Records supplied:

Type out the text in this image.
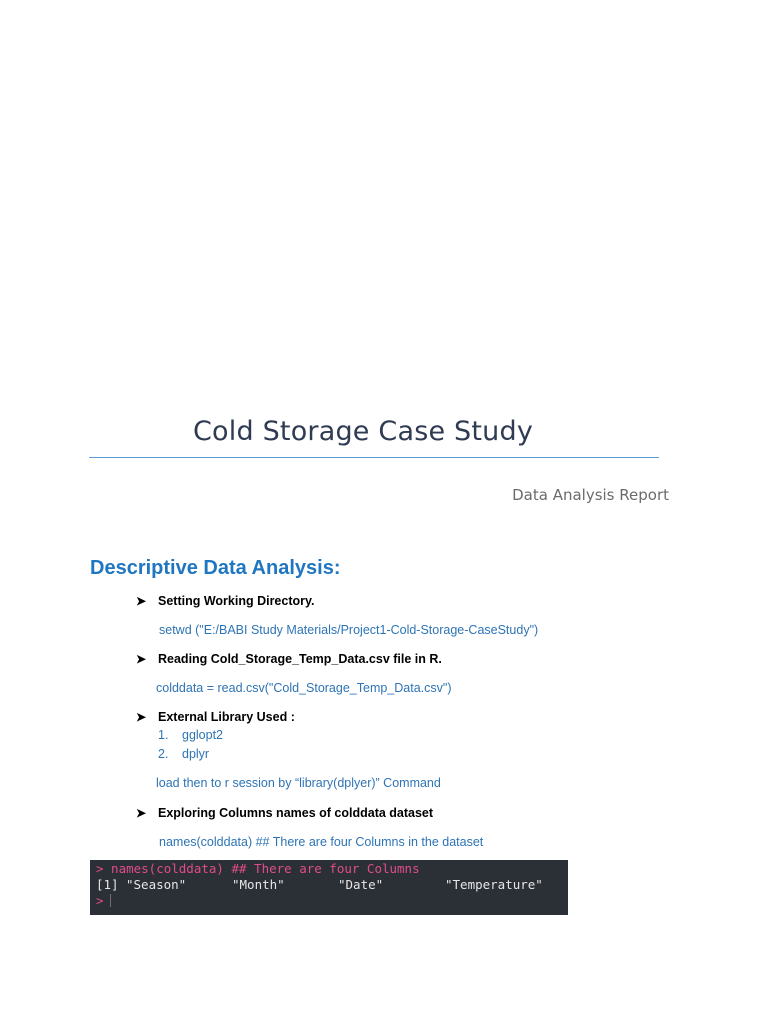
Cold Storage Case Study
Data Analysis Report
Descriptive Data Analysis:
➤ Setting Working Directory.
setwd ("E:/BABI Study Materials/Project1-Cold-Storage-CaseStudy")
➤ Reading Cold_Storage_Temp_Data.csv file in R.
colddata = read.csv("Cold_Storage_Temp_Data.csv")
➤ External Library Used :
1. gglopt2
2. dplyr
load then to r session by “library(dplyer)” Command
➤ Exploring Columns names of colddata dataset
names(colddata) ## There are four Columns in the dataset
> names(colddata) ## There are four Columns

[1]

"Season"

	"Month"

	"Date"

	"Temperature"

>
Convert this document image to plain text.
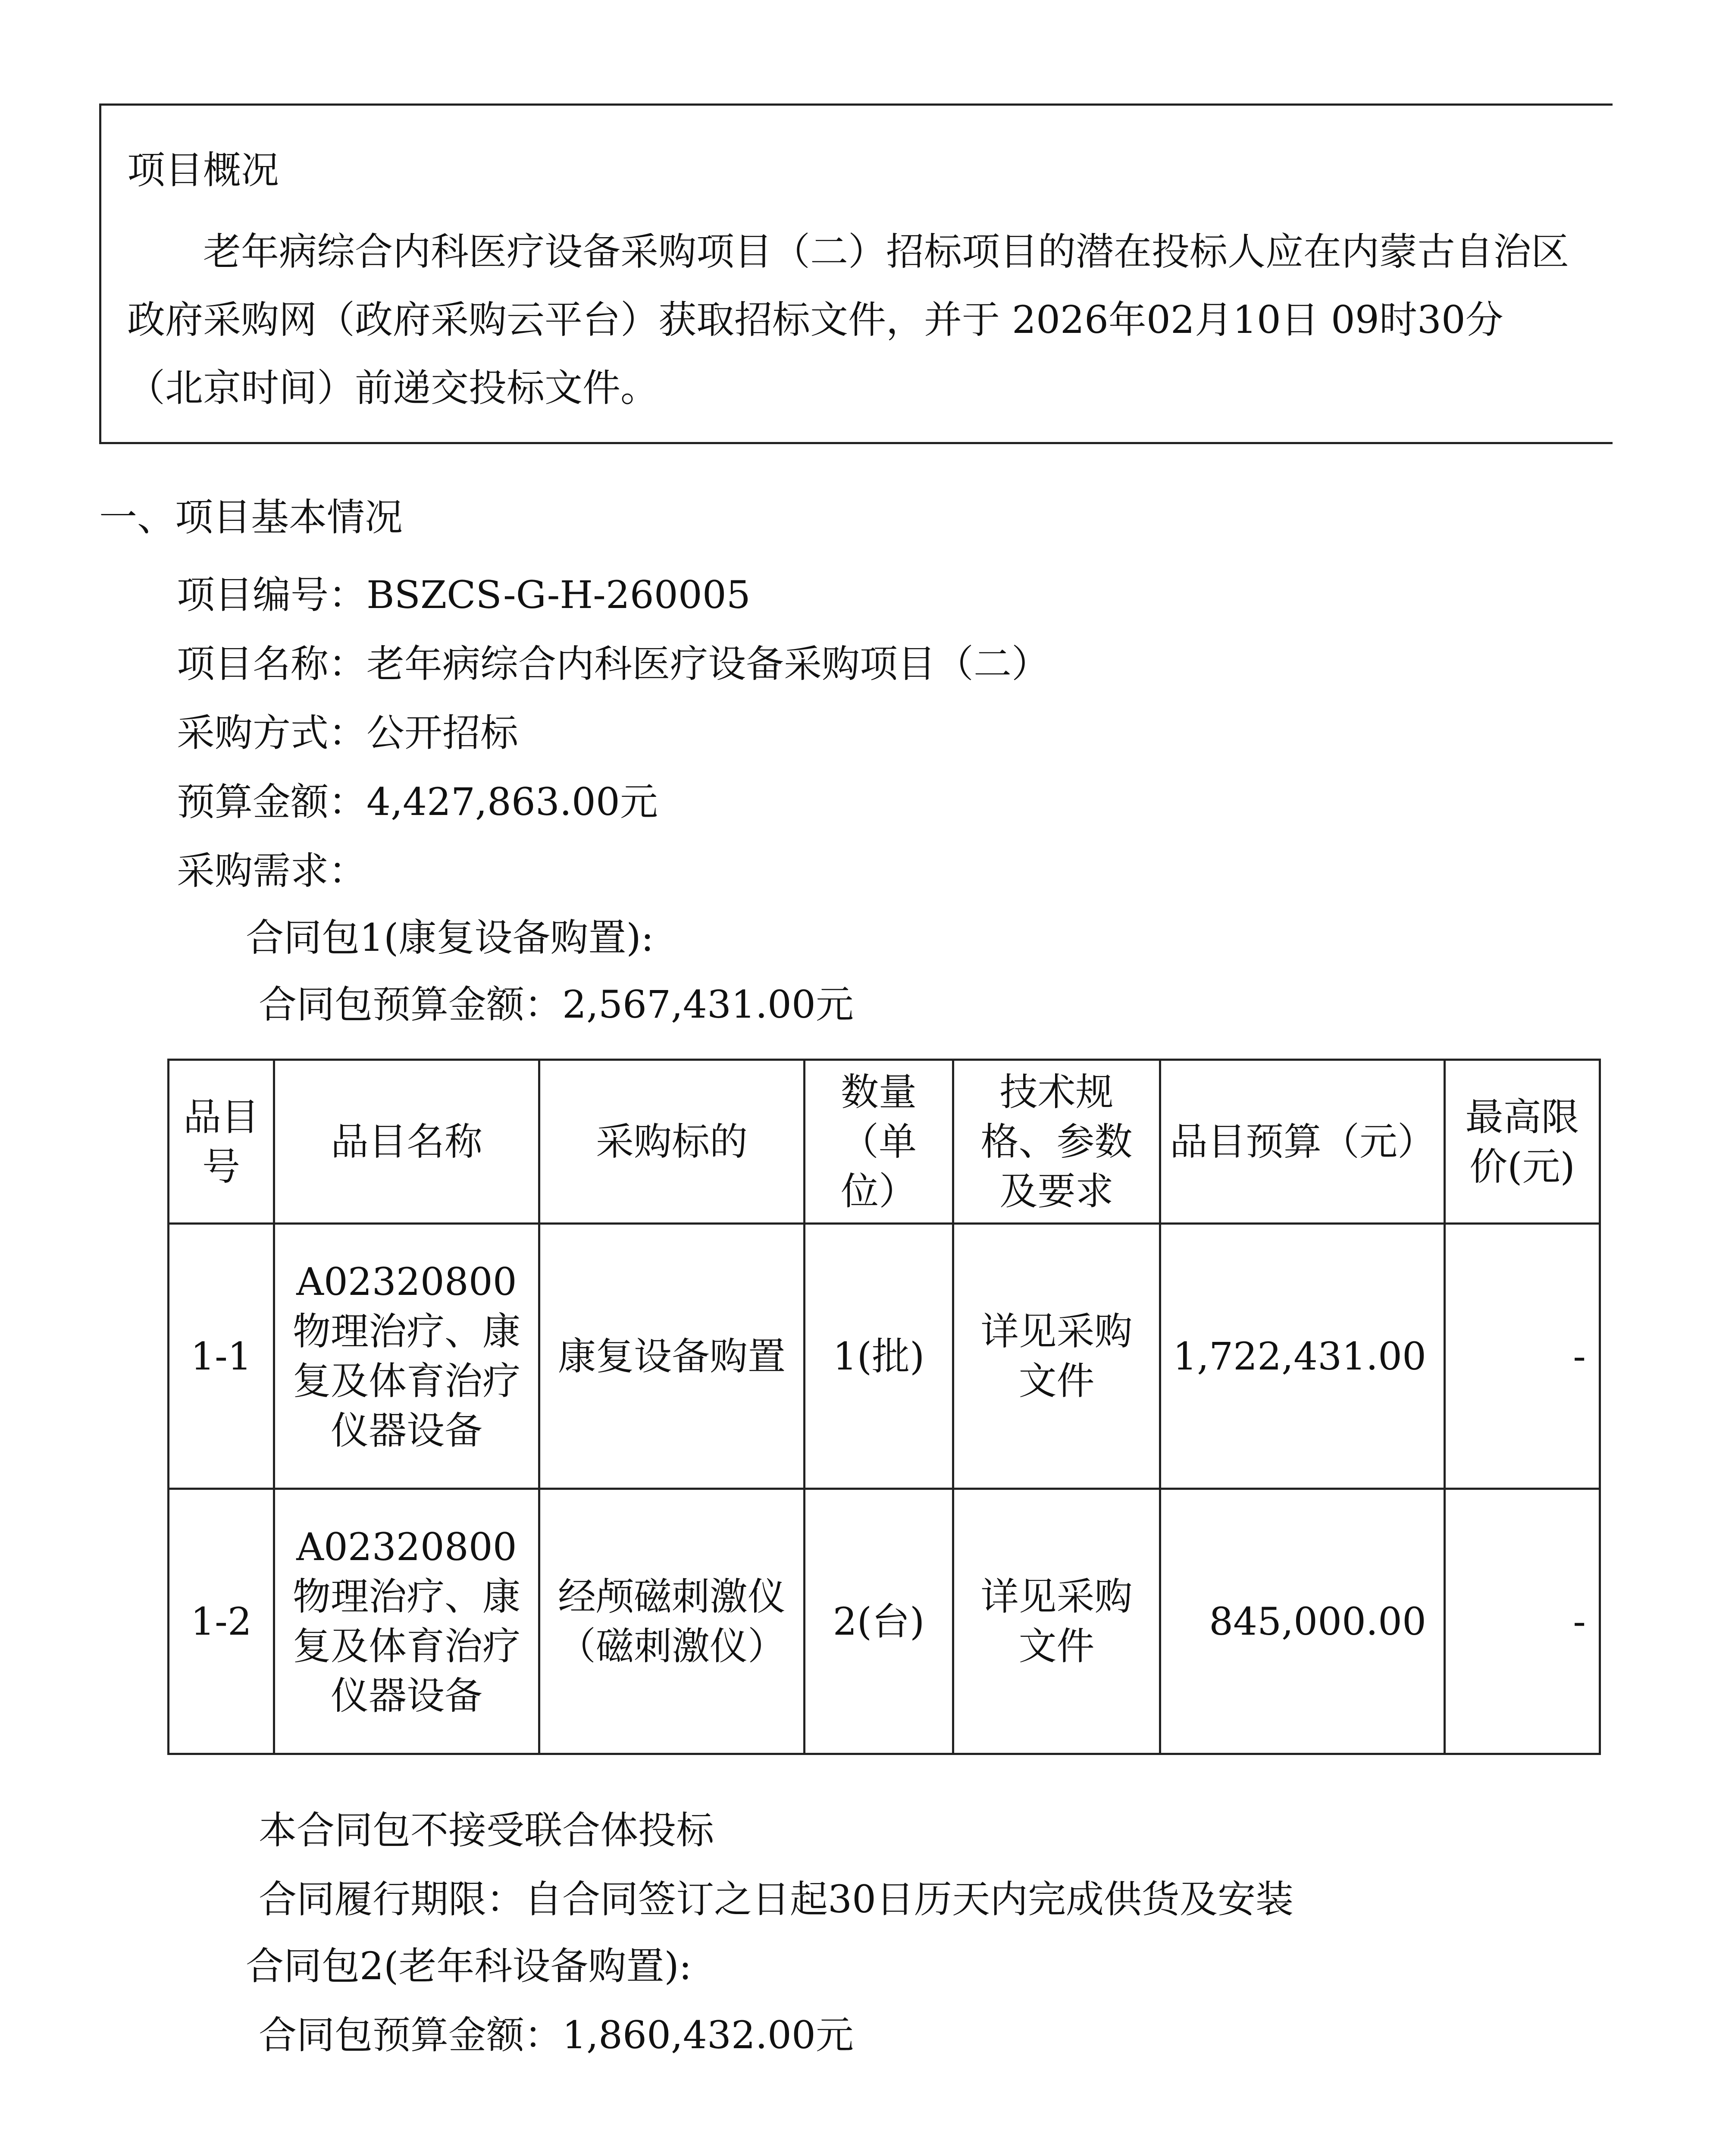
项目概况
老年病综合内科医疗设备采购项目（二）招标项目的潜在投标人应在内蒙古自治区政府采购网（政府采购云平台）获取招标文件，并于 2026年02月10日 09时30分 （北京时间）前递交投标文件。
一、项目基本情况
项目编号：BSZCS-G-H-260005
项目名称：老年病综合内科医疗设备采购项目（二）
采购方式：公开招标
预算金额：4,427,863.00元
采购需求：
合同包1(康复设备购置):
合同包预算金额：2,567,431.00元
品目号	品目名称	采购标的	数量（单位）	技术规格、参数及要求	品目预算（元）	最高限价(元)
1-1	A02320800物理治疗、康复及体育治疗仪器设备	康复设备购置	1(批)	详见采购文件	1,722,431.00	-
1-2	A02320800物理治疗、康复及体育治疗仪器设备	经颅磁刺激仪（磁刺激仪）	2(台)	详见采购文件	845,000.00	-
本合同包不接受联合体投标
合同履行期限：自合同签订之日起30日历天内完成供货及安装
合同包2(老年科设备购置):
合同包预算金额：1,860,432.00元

Task to carry out: All lines from the one holding "Convert this document image to plain text." through the last line of the entries, and nothing else, are to be output exactly; leave out the pictures.

Solved exercise:
Convert this document image to plain text.
项目概况
老年病综合内科医疗设备采购项目（二）招标项目的潜在投标人应在内蒙古自治区政府采购网（政府采购云平台）获取招标文件，并于 2026年02月10日 09时30分 （北京时间）前递交投标文件。
一、项目基本情况
项目编号：BSZCS-G-H-260005
项目名称：老年病综合内科医疗设备采购项目（二）
采购方式：公开招标
预算金额：4,427,863.00元
采购需求：
合同包1(康复设备购置):
合同包预算金额：2,567,431.00元
品目号	品目名称	采购标的	数量（单位）	技术规格、参数及要求	品目预算（元）	最高限价(元)
1-1	A02320800物理治疗、康复及体育治疗仪器设备	康复设备购置	1(批)	详见采购文件	1,722,431.00	-
1-2	A02320800物理治疗、康复及体育治疗仪器设备	经颅磁刺激仪（磁刺激仪）	2(台)	详见采购文件	845,000.00	-
本合同包不接受联合体投标
合同履行期限：自合同签订之日起30日历天内完成供货及安装
合同包2(老年科设备购置):
合同包预算金额：1,860,432.00元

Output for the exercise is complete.